DATA SECTION:
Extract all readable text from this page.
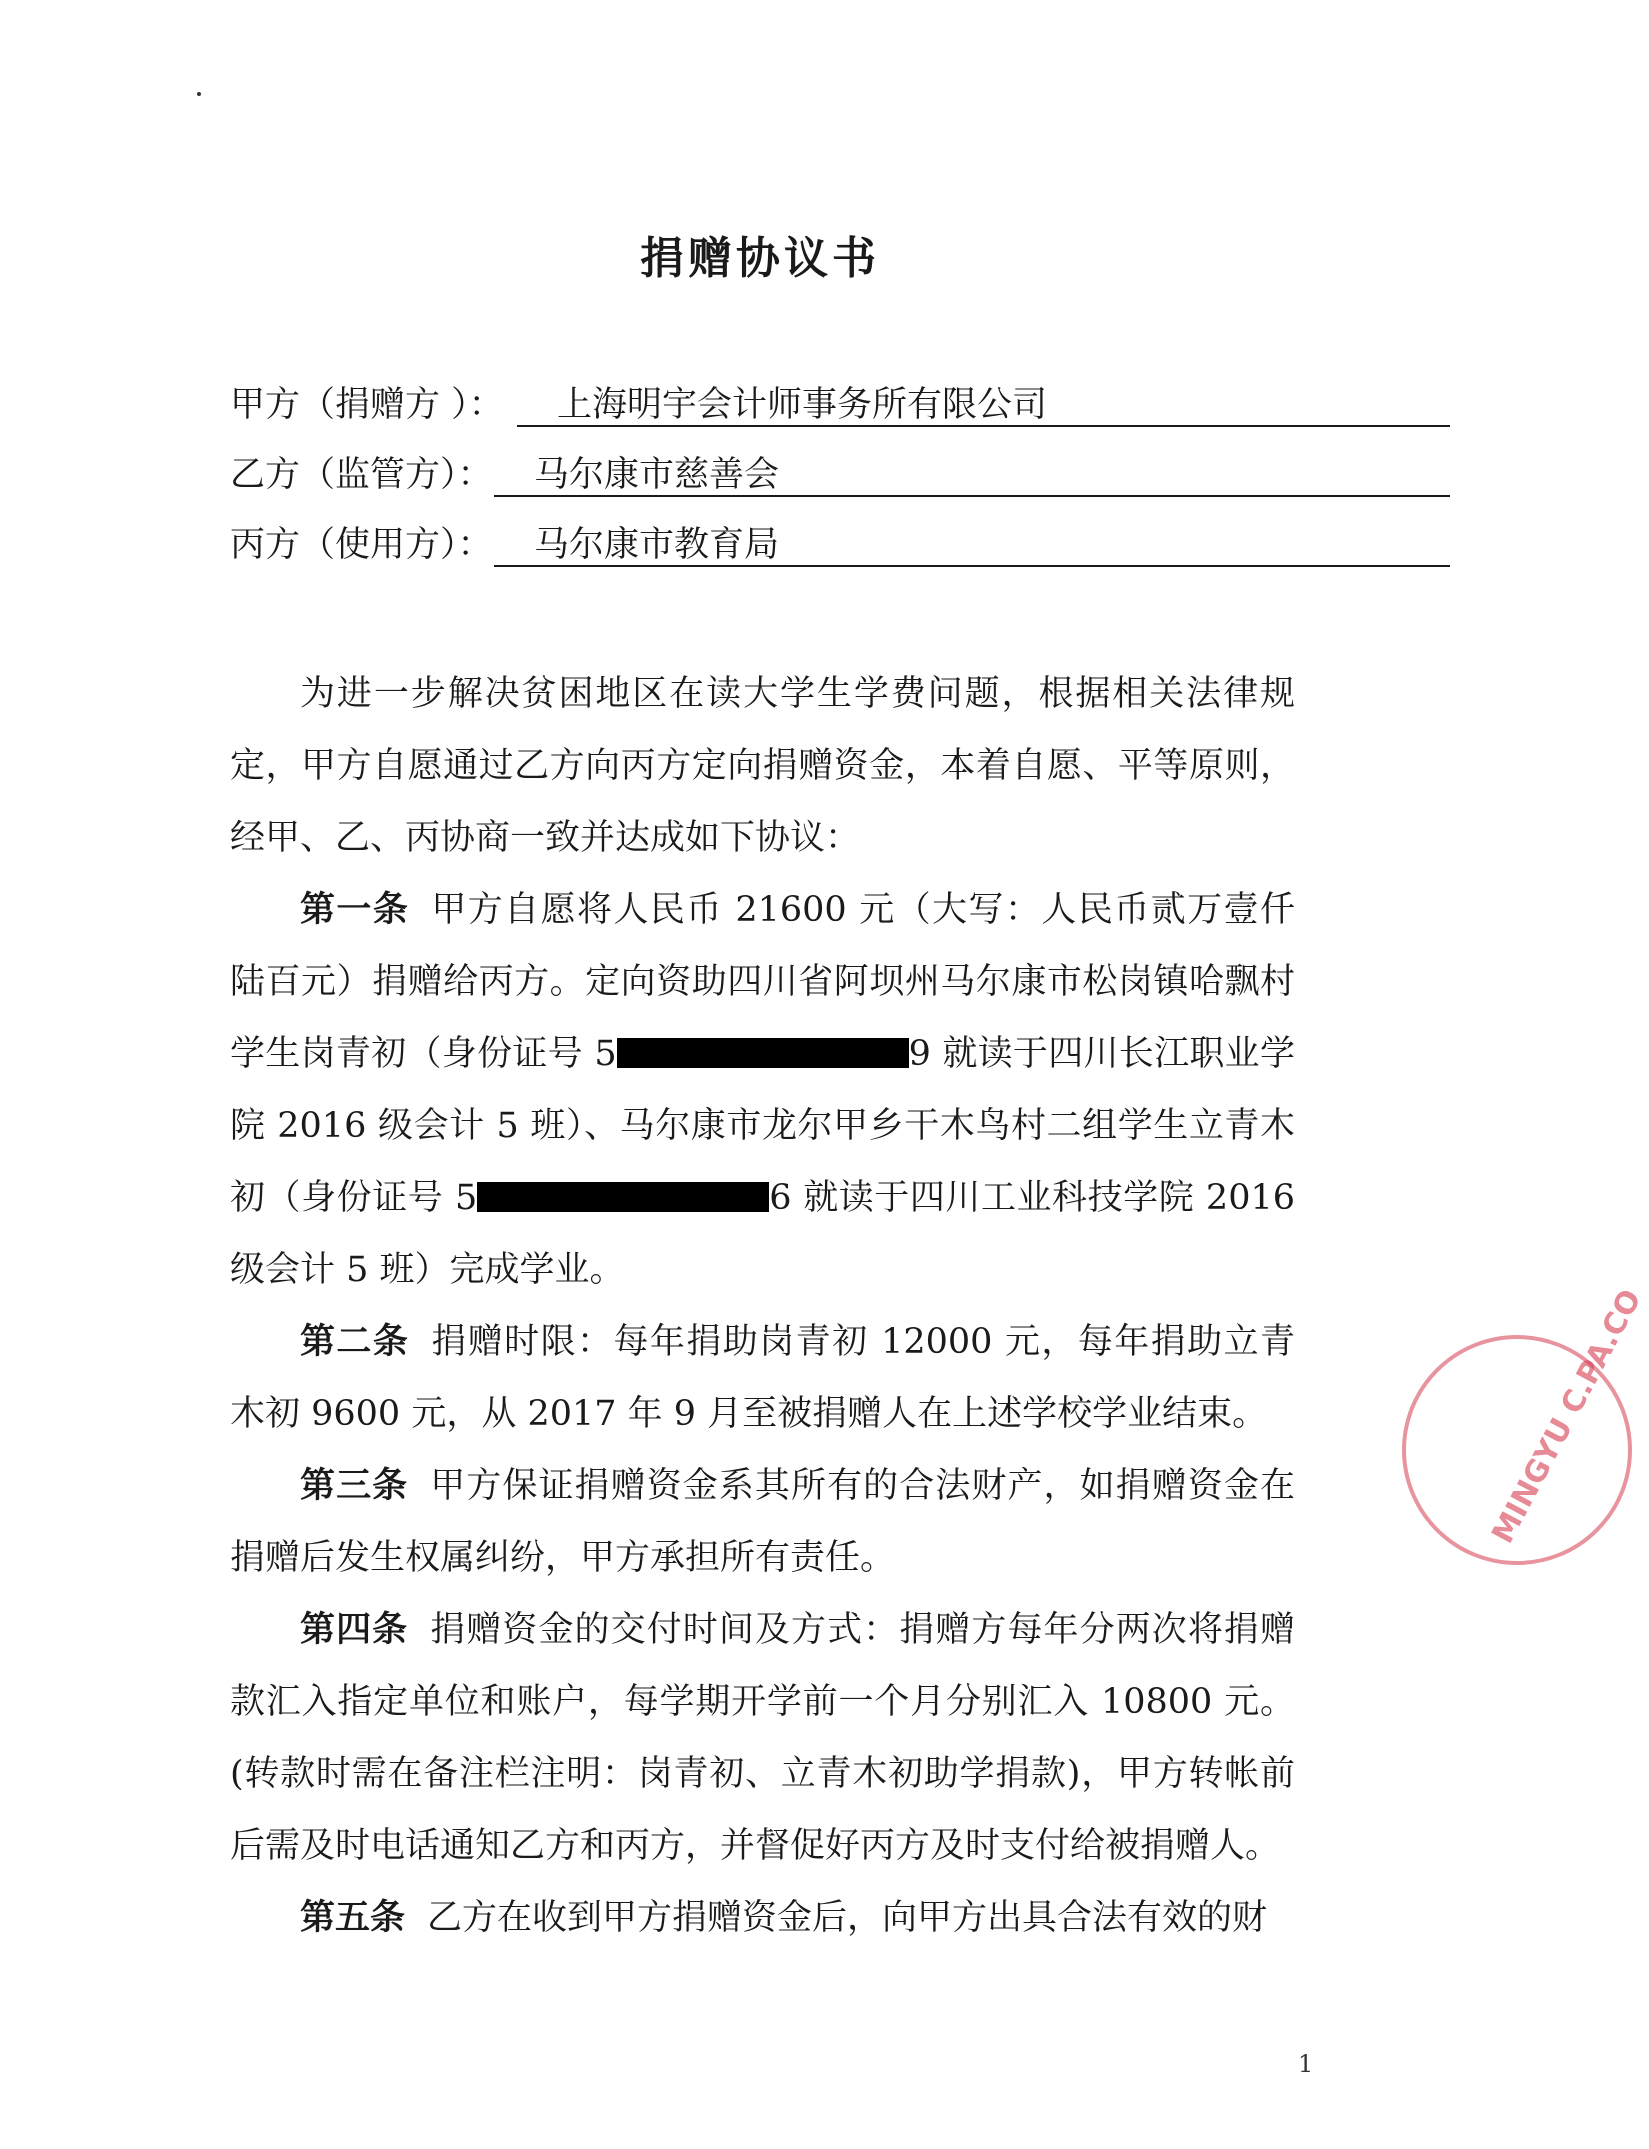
捐赠协议书
甲方（捐赠方 ）：	上海明宇会计师事务所有限公司
乙方（监管方）：	马尔康市慈善会
丙方（使用方）：	马尔康市教育局

为进一步解决贫困地区在读大学生学费问题，根据相关法律规定，甲方自愿通过乙方向丙方定向捐赠资金，本着自愿、平等原则，经甲、乙、丙协商一致并达成如下协议：

第一条 甲方自愿将人民币 21600 元（大写：人民币贰万壹仟陆百元）捐赠给丙方。定向资助四川省阿坝州马尔康市松岗镇哈飘村学生岗青初（身份证号 5	9 就读于四川长江职业学院 2016 级会计 5 班）、马尔康市龙尔甲乡干木鸟村二组学生立青木初（身份证号 5	6 就读于四川工业科技学院 2016 级会计 5 班）完成学业。

第二条 捐赠时限：每年捐助岗青初 12000 元，每年捐助立青木初 9600 元，从 2017 年 9 月至被捐赠人在上述学校学业结束。

第三条 甲方保证捐赠资金系其所有的合法财产，如捐赠资金在捐赠后发生权属纠纷，甲方承担所有责任。

第四条 捐赠资金的交付时间及方式：捐赠方每年分两次将捐赠款汇入指定单位和账户，每学期开学前一个月分别汇入 10800 元。(转款时需在备注栏注明：岗青初、立青木初助学捐款)，甲方转帐前后需及时电话通知乙方和丙方，并督促好丙方及时支付给被捐赠人。

第五条 乙方在收到甲方捐赠资金后，向甲方出具合法有效的财

MINGYU C.PA.CO
1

WHAT IS REQUIRED: Transcribe all the data word for word; the images stay out.

EXERCISE RESPONSE:
Extract all readable text from this page.
捐赠协议书
甲方（捐赠方 ）：	上海明宇会计师事务所有限公司
乙方（监管方）：	马尔康市慈善会
丙方（使用方）：	马尔康市教育局

为进一步解决贫困地区在读大学生学费问题，根据相关法律规定，甲方自愿通过乙方向丙方定向捐赠资金，本着自愿、平等原则，经甲、乙、丙协商一致并达成如下协议：

第一条 甲方自愿将人民币 21600 元（大写：人民币贰万壹仟陆百元）捐赠给丙方。定向资助四川省阿坝州马尔康市松岗镇哈飘村学生岗青初（身份证号 5	9 就读于四川长江职业学院 2016 级会计 5 班）、马尔康市龙尔甲乡干木鸟村二组学生立青木初（身份证号 5	6 就读于四川工业科技学院 2016 级会计 5 班）完成学业。

第二条 捐赠时限：每年捐助岗青初 12000 元，每年捐助立青木初 9600 元，从 2017 年 9 月至被捐赠人在上述学校学业结束。

第三条 甲方保证捐赠资金系其所有的合法财产，如捐赠资金在捐赠后发生权属纠纷，甲方承担所有责任。

第四条 捐赠资金的交付时间及方式：捐赠方每年分两次将捐赠款汇入指定单位和账户，每学期开学前一个月分别汇入 10800 元。(转款时需在备注栏注明：岗青初、立青木初助学捐款)，甲方转帐前后需及时电话通知乙方和丙方，并督促好丙方及时支付给被捐赠人。

第五条 乙方在收到甲方捐赠资金后，向甲方出具合法有效的财

MINGYU C.PA.CO
1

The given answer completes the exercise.